● Text extract:
Ashraf Uddin Ahmed Uzzal (known by the stage name Uzzal; 28 April 1946) is a Bangladeshi film actor, producer and director. In the film, he made his film debut with Subhash Dutta directed film Binimoy. In addition to acting in the film, he also produced and directed films. He acted in over 100 films and also in about 100 television plays. Notable films in which he starred include Arunodoyer Agnishakkhi and Nalish. His directorial films are Shakti Porikkha, Tibro Protibad, and Paaper Shasti.

Early life
Uzzal was born in Jantihar village, Shahzadpur, Pabna District in the then British India. He was a student of the University of Dhaka. He passed MA in International Relations in 1970 from Dhaka University. While staying at the SM hall of Dhaka University in 1967–69, he played the role of a hero in the play of the university or in the drama played by TSC and Sujata or Rubina was his co-artist.

● Written exercise A:
According to the biography, in what year did Uzzal pass his MA from Dhaka University?
● Written exercise B:
Please rewrite the rows from the first one through the line containing "- satellite-cryosat: cryosat: [599, 608, 655, 626]", substituting "legend-box" for "legend-swatch" and keeping everything else unchanged.

● Data to process:
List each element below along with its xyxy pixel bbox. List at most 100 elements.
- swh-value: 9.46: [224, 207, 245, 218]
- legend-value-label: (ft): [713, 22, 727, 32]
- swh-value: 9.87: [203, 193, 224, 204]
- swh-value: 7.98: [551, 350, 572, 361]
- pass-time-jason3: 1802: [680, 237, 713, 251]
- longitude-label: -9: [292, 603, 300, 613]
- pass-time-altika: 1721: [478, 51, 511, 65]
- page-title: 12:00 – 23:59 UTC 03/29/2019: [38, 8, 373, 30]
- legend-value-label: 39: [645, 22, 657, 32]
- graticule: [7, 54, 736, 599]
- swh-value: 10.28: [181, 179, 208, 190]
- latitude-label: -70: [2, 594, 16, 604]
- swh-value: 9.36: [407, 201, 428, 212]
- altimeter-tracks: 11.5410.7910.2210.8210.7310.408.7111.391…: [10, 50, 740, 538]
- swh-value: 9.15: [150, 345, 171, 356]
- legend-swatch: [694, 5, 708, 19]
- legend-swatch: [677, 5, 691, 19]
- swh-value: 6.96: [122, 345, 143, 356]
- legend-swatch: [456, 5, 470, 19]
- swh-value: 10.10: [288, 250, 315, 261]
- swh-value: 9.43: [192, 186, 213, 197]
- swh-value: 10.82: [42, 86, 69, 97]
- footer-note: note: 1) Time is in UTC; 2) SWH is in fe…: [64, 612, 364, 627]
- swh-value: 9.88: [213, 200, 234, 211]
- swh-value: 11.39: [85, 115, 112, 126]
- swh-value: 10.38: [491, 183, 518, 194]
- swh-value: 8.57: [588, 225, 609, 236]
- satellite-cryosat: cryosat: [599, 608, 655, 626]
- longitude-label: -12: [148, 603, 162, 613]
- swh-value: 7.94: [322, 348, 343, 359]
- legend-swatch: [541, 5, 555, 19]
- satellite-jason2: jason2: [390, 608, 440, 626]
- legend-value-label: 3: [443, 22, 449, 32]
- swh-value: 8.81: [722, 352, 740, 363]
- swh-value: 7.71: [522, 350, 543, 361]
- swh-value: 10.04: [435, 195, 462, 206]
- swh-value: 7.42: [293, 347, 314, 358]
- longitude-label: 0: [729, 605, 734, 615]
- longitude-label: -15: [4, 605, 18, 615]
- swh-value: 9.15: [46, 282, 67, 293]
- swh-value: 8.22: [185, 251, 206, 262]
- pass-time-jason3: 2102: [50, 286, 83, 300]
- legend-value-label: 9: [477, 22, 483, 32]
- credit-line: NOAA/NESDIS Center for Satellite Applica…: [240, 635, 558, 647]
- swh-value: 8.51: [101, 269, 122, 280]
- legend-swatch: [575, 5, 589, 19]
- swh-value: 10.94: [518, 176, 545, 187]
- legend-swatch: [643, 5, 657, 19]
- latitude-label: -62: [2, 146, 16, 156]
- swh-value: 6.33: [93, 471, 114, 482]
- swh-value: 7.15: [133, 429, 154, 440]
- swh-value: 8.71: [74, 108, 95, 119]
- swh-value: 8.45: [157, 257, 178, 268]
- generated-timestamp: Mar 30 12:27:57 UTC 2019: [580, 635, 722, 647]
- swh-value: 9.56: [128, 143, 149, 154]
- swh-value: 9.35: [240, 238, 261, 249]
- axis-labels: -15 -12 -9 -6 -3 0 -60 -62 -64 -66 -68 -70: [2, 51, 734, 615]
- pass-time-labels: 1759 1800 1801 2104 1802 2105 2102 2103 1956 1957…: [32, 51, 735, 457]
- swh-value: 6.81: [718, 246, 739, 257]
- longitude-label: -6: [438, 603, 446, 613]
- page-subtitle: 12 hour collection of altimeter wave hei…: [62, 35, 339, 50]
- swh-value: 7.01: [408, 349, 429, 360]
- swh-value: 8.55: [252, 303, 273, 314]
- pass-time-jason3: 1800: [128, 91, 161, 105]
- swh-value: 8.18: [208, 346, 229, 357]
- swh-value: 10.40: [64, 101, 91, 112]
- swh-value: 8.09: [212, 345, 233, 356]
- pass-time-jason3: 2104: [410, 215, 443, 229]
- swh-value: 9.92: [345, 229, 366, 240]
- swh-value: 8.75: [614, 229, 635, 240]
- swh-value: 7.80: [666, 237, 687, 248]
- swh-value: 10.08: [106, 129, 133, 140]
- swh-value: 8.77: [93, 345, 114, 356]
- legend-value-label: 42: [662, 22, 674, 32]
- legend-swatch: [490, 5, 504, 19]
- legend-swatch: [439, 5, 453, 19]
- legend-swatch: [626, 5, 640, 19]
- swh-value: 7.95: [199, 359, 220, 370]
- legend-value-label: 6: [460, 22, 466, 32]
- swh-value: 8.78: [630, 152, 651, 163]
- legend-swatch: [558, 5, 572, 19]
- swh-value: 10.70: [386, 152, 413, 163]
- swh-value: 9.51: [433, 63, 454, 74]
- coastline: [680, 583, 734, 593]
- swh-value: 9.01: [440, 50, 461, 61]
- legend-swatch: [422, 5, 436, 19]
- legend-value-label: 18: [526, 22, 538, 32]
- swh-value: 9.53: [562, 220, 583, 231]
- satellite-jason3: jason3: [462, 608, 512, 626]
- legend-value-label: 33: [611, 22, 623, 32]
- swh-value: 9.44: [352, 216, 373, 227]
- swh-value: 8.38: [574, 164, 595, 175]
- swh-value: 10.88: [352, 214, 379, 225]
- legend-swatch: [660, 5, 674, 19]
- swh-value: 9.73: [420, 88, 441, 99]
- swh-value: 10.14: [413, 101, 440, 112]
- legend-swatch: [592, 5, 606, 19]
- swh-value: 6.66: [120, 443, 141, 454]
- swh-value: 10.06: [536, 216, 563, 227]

● Exercise solution A:
1970

● Exercise solution B:
List each element below along with its xyxy pixel bbox. List at most 100 elements.
- swh-value: 9.46: [224, 207, 245, 218]
- legend-value-label: (ft): [713, 22, 727, 32]
- swh-value: 9.87: [203, 193, 224, 204]
- swh-value: 7.98: [551, 350, 572, 361]
- pass-time-jason3: 1802: [680, 237, 713, 251]
- longitude-label: -9: [292, 603, 300, 613]
- pass-time-altika: 1721: [478, 51, 511, 65]
- page-title: 12:00 – 23:59 UTC 03/29/2019: [38, 8, 373, 30]
- legend-value-label: 39: [645, 22, 657, 32]
- graticule: [7, 54, 736, 599]
- swh-value: 10.28: [181, 179, 208, 190]
- latitude-label: -70: [2, 594, 16, 604]
- swh-value: 9.36: [407, 201, 428, 212]
- altimeter-tracks: 11.5410.7910.2210.8210.7310.408.7111.391…: [10, 50, 740, 538]
- swh-value: 9.15: [150, 345, 171, 356]
- legend-box: [694, 5, 708, 19]
- legend-box: [677, 5, 691, 19]
- swh-value: 6.96: [122, 345, 143, 356]
- legend-box: [456, 5, 470, 19]
- swh-value: 10.10: [288, 250, 315, 261]
- swh-value: 9.43: [192, 186, 213, 197]
- swh-value: 10.82: [42, 86, 69, 97]
- footer-note: note: 1) Time is in UTC; 2) SWH is in fe…: [64, 612, 364, 627]
- swh-value: 9.88: [213, 200, 234, 211]
- swh-value: 11.39: [85, 115, 112, 126]
- swh-value: 10.38: [491, 183, 518, 194]
- swh-value: 8.57: [588, 225, 609, 236]
- satellite-cryosat: cryosat: [599, 608, 655, 626]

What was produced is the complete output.